Aim of the exercise: Only the number is wanted: count the lines that include the word "BILLABLE".

## Begin Information provided

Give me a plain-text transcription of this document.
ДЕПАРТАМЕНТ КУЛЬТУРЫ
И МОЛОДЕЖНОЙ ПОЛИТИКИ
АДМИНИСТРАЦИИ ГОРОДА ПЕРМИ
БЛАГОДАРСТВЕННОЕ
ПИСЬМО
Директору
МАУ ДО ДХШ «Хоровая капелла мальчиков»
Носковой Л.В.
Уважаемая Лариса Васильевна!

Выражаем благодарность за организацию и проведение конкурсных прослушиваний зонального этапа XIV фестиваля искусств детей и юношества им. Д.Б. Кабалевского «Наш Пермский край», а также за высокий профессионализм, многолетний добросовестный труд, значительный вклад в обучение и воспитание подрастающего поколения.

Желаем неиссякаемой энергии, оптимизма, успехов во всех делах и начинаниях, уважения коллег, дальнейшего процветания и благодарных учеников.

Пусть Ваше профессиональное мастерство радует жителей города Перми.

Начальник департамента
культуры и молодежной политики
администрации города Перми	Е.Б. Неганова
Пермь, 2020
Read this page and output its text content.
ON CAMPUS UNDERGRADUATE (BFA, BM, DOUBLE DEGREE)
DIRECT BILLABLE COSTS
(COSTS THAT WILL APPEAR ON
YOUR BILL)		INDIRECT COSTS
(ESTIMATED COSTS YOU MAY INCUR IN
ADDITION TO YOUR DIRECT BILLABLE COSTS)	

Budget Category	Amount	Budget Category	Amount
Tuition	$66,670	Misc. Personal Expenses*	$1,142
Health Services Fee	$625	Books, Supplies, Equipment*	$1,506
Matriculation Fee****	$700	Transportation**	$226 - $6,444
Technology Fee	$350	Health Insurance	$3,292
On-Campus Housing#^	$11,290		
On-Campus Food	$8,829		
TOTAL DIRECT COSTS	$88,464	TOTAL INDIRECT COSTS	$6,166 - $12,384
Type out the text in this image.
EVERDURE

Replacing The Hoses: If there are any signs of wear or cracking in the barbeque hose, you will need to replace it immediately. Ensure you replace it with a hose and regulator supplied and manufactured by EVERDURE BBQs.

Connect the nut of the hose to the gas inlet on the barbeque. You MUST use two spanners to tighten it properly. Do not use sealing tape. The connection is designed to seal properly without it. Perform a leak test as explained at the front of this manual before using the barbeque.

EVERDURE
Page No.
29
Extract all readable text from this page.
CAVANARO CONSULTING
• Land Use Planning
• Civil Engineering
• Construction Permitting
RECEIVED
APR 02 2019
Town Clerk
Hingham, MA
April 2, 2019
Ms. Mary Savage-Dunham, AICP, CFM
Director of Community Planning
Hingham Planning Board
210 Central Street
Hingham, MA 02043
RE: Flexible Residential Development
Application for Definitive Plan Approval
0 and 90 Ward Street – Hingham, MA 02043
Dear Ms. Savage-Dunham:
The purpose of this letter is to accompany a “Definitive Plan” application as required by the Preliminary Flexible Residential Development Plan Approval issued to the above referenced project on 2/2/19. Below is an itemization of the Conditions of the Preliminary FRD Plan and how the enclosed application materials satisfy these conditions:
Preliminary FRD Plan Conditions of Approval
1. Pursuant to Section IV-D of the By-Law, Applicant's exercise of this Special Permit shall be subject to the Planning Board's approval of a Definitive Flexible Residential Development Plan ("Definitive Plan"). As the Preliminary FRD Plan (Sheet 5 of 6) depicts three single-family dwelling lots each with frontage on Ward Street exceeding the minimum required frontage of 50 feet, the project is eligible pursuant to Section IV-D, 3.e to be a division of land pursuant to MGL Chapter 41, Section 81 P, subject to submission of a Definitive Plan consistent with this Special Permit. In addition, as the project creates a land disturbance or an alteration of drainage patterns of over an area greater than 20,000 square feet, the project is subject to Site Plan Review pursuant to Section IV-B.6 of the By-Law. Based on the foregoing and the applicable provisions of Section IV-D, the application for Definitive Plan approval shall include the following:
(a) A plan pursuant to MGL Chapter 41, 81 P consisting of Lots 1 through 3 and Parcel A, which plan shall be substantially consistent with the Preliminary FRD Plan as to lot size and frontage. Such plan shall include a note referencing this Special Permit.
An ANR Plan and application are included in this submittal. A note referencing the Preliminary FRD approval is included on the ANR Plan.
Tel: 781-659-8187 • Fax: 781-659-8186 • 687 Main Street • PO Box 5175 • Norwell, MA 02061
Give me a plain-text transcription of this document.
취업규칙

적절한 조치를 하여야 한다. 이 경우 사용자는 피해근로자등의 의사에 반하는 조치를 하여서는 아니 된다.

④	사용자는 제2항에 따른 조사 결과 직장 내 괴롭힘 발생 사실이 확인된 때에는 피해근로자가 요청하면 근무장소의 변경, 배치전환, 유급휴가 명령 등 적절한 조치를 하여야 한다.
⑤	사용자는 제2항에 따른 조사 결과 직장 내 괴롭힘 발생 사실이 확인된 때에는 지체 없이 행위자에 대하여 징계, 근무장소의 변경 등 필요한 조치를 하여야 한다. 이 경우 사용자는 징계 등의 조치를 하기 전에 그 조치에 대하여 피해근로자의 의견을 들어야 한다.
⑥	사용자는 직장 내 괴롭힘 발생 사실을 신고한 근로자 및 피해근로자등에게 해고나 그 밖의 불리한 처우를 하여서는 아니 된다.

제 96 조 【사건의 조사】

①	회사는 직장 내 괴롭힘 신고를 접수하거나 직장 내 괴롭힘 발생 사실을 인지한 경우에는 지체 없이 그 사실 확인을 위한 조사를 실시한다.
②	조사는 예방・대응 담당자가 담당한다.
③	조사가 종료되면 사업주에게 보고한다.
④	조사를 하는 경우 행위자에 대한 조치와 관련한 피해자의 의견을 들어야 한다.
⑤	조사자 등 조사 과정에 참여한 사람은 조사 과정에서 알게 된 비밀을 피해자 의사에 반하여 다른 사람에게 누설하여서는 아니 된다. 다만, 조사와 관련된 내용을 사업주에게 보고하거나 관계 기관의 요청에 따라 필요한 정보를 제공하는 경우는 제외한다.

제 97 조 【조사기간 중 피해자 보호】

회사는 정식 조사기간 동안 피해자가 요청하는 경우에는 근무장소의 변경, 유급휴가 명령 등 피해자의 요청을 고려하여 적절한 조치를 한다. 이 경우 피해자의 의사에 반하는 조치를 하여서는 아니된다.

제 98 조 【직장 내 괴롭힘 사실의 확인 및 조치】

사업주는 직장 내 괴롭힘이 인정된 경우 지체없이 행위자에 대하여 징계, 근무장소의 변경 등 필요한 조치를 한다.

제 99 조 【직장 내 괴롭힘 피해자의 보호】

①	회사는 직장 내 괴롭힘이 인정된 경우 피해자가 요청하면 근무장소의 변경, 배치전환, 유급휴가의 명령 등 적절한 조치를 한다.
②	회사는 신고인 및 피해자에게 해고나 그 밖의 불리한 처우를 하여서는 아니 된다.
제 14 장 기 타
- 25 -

## End Information provided

Complete output: 2